● WHAT YOU HAVE TO DO: Print, without alteration, the lines from the one containing "top-y-tick-label: −8.0 <box>97" up to and including the one containing "bottom-panel-title: b.e12.B1850C5CN.ne30_g16.init.ch.028 −".

● SOURCE DATA:

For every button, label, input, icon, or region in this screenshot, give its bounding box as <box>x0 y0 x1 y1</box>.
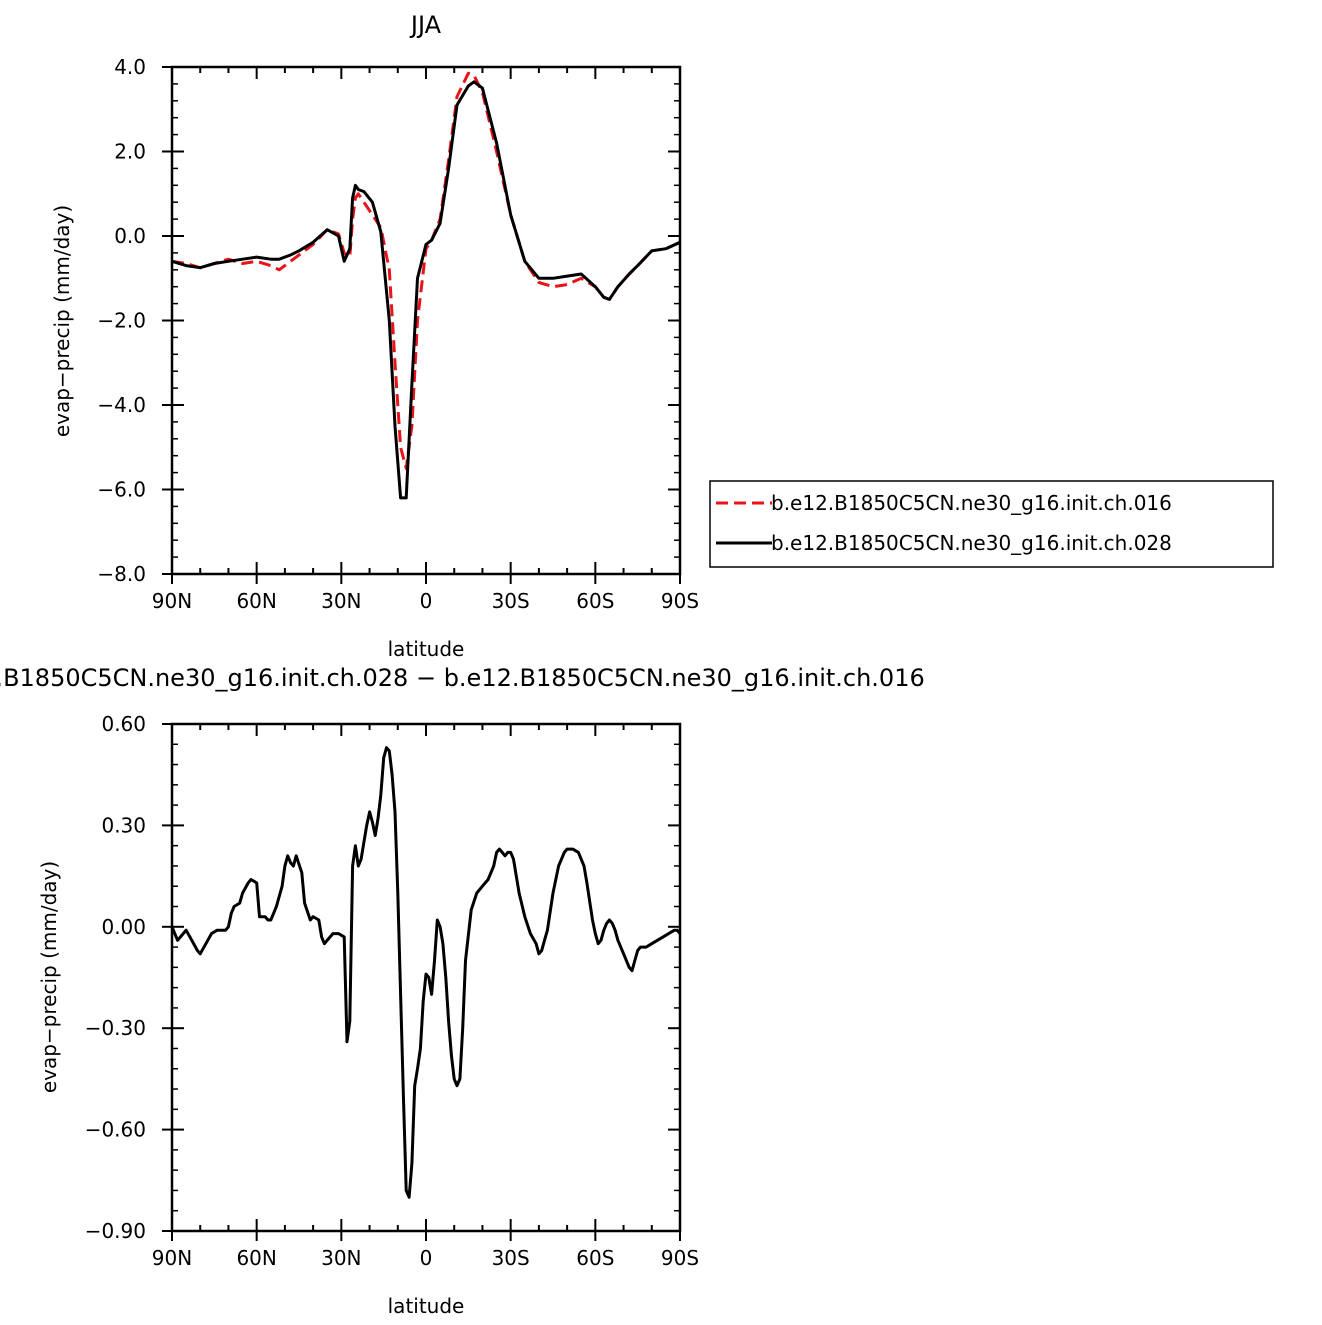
top-y-tick-label: −8.0 <box>97 562 146 586</box>
top-y-tick-label: −4.0 <box>97 393 146 417</box>
bottom-x-tick-label: 60N <box>236 1246 276 1270</box>
top-series-line-0 <box>172 71 680 470</box>
bottom-panel-plot-area: 90N 60N 30N 0 30S 60S 90S −0.90 −0.60 −0.30 0.00 0.… <box>85 712 699 1270</box>
top-y-tick-label: −6.0 <box>97 478 146 502</box>
top-series-line-1 <box>172 80 680 500</box>
top-x-tick-label: 90S <box>661 589 699 613</box>
top-y-tick-label: 0.0 <box>114 224 146 248</box>
bottom-x-tick-label: 60S <box>576 1246 614 1270</box>
bottom-x-tick-label: 0 <box>420 1246 433 1270</box>
top-x-tick-label: 60N <box>236 589 276 613</box>
top-panel-y-axis-label: evap−precip (mm/day) <box>50 205 74 437</box>
bottom-y-tick-label: −0.90 <box>85 1219 146 1243</box>
top-panel-plot-area: 90N 60N 30N 0 30S 60S 90S −8.0 −6.0 −4.0 −2.0 0.0 2.… <box>97 55 699 613</box>
bottom-series-line-0 <box>172 746 680 1199</box>
top-y-tick-label: 2.0 <box>114 140 146 164</box>
top-panel-title: JJA <box>409 11 442 39</box>
top-panel: JJA 90N 60N 30N 0 30S 60S 90S −8.0 −6.0 −4.0 −2.0 0… <box>50 11 1274 661</box>
bottom-x-tick-label: 90S <box>661 1246 699 1270</box>
top-x-tick-label: 60S <box>576 589 614 613</box>
bottom-y-tick-label: 0.60 <box>101 712 146 736</box>
bottom-y-tick-label: 0.00 <box>101 915 146 939</box>
bottom-x-tick-label: 30S <box>492 1246 530 1270</box>
bottom-panel-y-axis-label: evap−precip (mm/day) <box>37 861 61 1093</box>
bottom-y-tick-label: 0.30 <box>101 813 146 837</box>
bottom-x-tick-label: 90N <box>152 1246 192 1270</box>
top-x-tick-label: 90N <box>152 589 192 613</box>
top-x-tick-label: 30N <box>321 589 361 613</box>
top-y-tick-label: 4.0 <box>114 55 146 79</box>
bottom-x-tick-label: 30N <box>321 1246 361 1270</box>
bottom-panel: b.e12.B1850C5CN.ne30_g16.init.ch.028 − b… <box>0 664 925 1318</box>
bottom-panel-title: b.e12.B1850C5CN.ne30_g16.init.ch.028 − b… <box>0 664 925 692</box>
legend-label-028: b.e12.B1850C5CN.ne30_g16.init.ch.028 <box>771 531 1172 555</box>
bottom-y-tick-label: −0.30 <box>85 1016 146 1040</box>
top-panel-legend: b.e12.B1850C5CN.ne30_g16.init.ch.016 b.e… <box>709 480 1274 568</box>
top-panel-x-axis-label: latitude <box>388 637 465 661</box>
legend-label-016: b.e12.B1850C5CN.ne30_g16.init.ch.016 <box>771 491 1172 515</box>
top-plot-frame <box>170 65 682 576</box>
bottom-y-tick-label: −0.60 <box>85 1118 146 1142</box>
bottom-panel-x-axis-label: latitude <box>388 1294 465 1318</box>
top-x-tick-label: 0 <box>420 589 433 613</box>
legend-box <box>709 480 1274 568</box>
top-y-tick-label: −2.0 <box>97 309 146 333</box>
top-x-tick-label: 30S <box>492 589 530 613</box>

● RESPONSE:
top-y-tick-label: −8.0 <box>97 562 146 586</box>
top-y-tick-label: −4.0 <box>97 393 146 417</box>
bottom-x-tick-label: 60N <box>236 1246 276 1270</box>
top-series-line-0 <box>172 71 680 470</box>
bottom-panel-plot-area: 90N 60N 30N 0 30S 60S 90S −0.90 −0.60 −0.30 0.00 0.… <box>85 712 699 1270</box>
top-y-tick-label: −6.0 <box>97 478 146 502</box>
top-series-line-1 <box>172 80 680 500</box>
top-x-tick-label: 90S <box>661 589 699 613</box>
top-y-tick-label: 0.0 <box>114 224 146 248</box>
bottom-x-tick-label: 60S <box>576 1246 614 1270</box>
bottom-x-tick-label: 0 <box>420 1246 433 1270</box>
top-x-tick-label: 60N <box>236 589 276 613</box>
top-panel-y-axis-label: evap−precip (mm/day) <box>50 205 74 437</box>
bottom-y-tick-label: −0.90 <box>85 1219 146 1243</box>
top-panel-plot-area: 90N 60N 30N 0 30S 60S 90S −8.0 −6.0 −4.0 −2.0 0.0 2.… <box>97 55 699 613</box>
bottom-series-line-0 <box>172 746 680 1199</box>
top-y-tick-label: 2.0 <box>114 140 146 164</box>
top-panel-title: JJA <box>409 11 442 39</box>
top-panel: JJA 90N 60N 30N 0 30S 60S 90S −8.0 −6.0 −4.0 −2.0 0… <box>50 11 1274 661</box>
bottom-x-tick-label: 90S <box>661 1246 699 1270</box>
top-x-tick-label: 60S <box>576 589 614 613</box>
bottom-y-tick-label: 0.60 <box>101 712 146 736</box>
bottom-y-tick-label: 0.00 <box>101 915 146 939</box>
bottom-x-tick-label: 30S <box>492 1246 530 1270</box>
bottom-panel-y-axis-label: evap−precip (mm/day) <box>37 861 61 1093</box>
bottom-y-tick-label: 0.30 <box>101 813 146 837</box>
bottom-x-tick-label: 90N <box>152 1246 192 1270</box>
top-x-tick-label: 90N <box>152 589 192 613</box>
top-x-tick-label: 30N <box>321 589 361 613</box>
top-y-tick-label: 4.0 <box>114 55 146 79</box>
bottom-x-tick-label: 30N <box>321 1246 361 1270</box>
bottom-panel: b.e12.B1850C5CN.ne30_g16.init.ch.028 − b… <box>0 664 925 1318</box>
bottom-panel-title: b.e12.B1850C5CN.ne30_g16.init.ch.028 − b… <box>0 664 925 692</box>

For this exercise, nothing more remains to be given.